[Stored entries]
• • • •
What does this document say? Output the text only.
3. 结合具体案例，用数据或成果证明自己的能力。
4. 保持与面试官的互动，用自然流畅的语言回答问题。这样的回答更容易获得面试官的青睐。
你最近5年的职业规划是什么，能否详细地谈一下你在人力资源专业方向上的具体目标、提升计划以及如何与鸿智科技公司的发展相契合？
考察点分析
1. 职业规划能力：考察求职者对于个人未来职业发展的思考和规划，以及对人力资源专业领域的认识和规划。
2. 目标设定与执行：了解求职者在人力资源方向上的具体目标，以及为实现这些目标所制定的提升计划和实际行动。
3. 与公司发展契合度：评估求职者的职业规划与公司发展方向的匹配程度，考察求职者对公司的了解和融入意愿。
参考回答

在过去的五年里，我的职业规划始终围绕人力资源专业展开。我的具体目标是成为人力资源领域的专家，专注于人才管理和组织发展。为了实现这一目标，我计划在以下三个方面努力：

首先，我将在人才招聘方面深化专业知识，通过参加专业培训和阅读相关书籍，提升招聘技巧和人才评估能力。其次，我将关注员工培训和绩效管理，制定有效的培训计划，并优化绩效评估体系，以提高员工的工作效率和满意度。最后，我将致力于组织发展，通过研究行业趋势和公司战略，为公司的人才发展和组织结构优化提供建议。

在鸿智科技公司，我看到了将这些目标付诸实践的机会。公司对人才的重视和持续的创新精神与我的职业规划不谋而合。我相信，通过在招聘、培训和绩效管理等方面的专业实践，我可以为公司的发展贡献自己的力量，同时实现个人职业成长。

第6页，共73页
• • • •
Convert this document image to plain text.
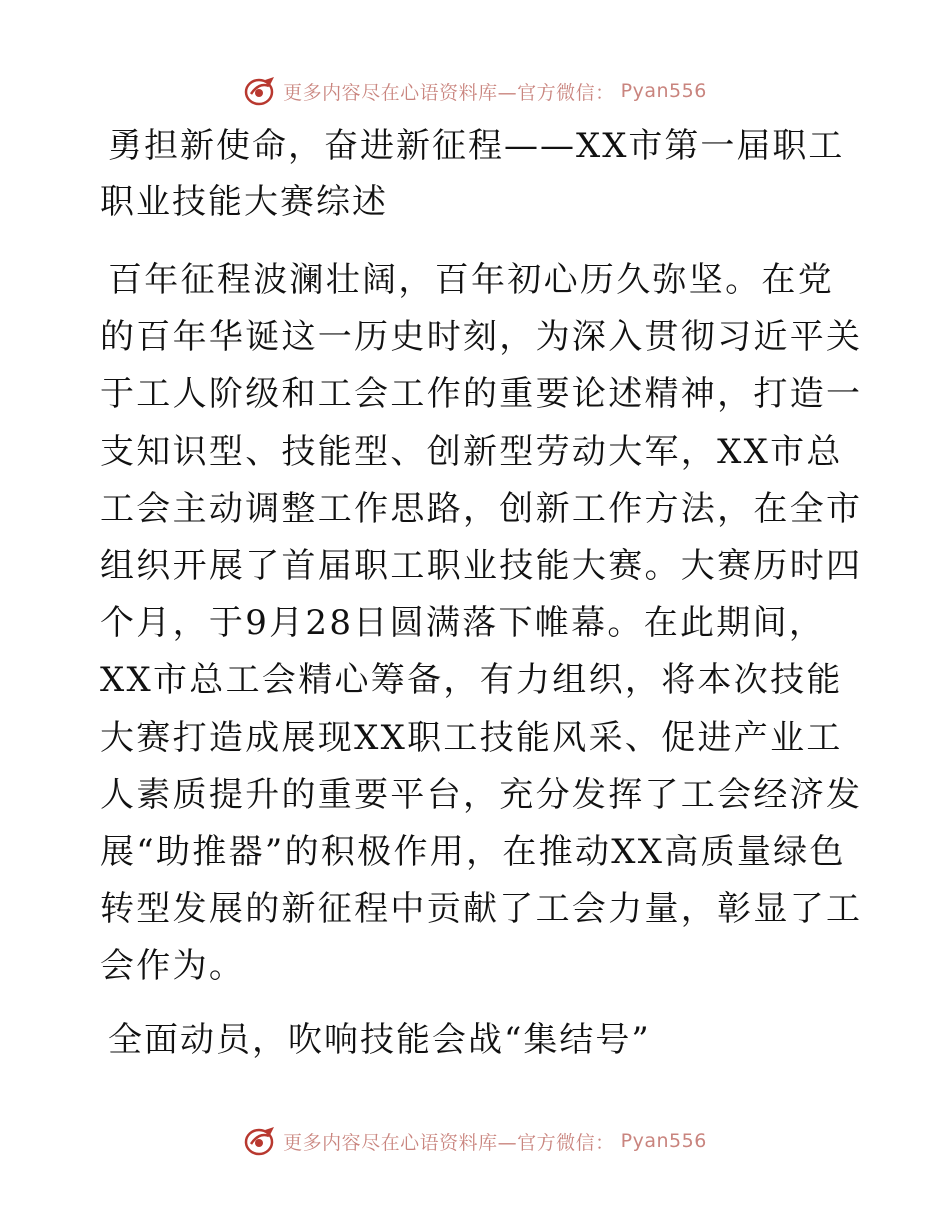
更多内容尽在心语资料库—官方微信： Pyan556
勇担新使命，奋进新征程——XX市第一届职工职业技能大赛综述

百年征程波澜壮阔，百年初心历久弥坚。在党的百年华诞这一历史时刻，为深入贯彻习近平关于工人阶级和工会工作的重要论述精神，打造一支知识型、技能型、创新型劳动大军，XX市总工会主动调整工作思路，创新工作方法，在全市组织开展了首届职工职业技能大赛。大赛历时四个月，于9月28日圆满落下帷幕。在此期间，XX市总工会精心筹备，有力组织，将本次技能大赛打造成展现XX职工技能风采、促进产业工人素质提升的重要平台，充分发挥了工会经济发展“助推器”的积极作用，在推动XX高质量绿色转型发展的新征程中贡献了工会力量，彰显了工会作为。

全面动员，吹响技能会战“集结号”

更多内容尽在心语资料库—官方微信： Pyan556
• • • •
* [Directions for this task]
Scan the entries above for the word "document" and collect each line holding it.

* [Solution below]
What does this document say? Output the text only.
Convert this document image to plain text.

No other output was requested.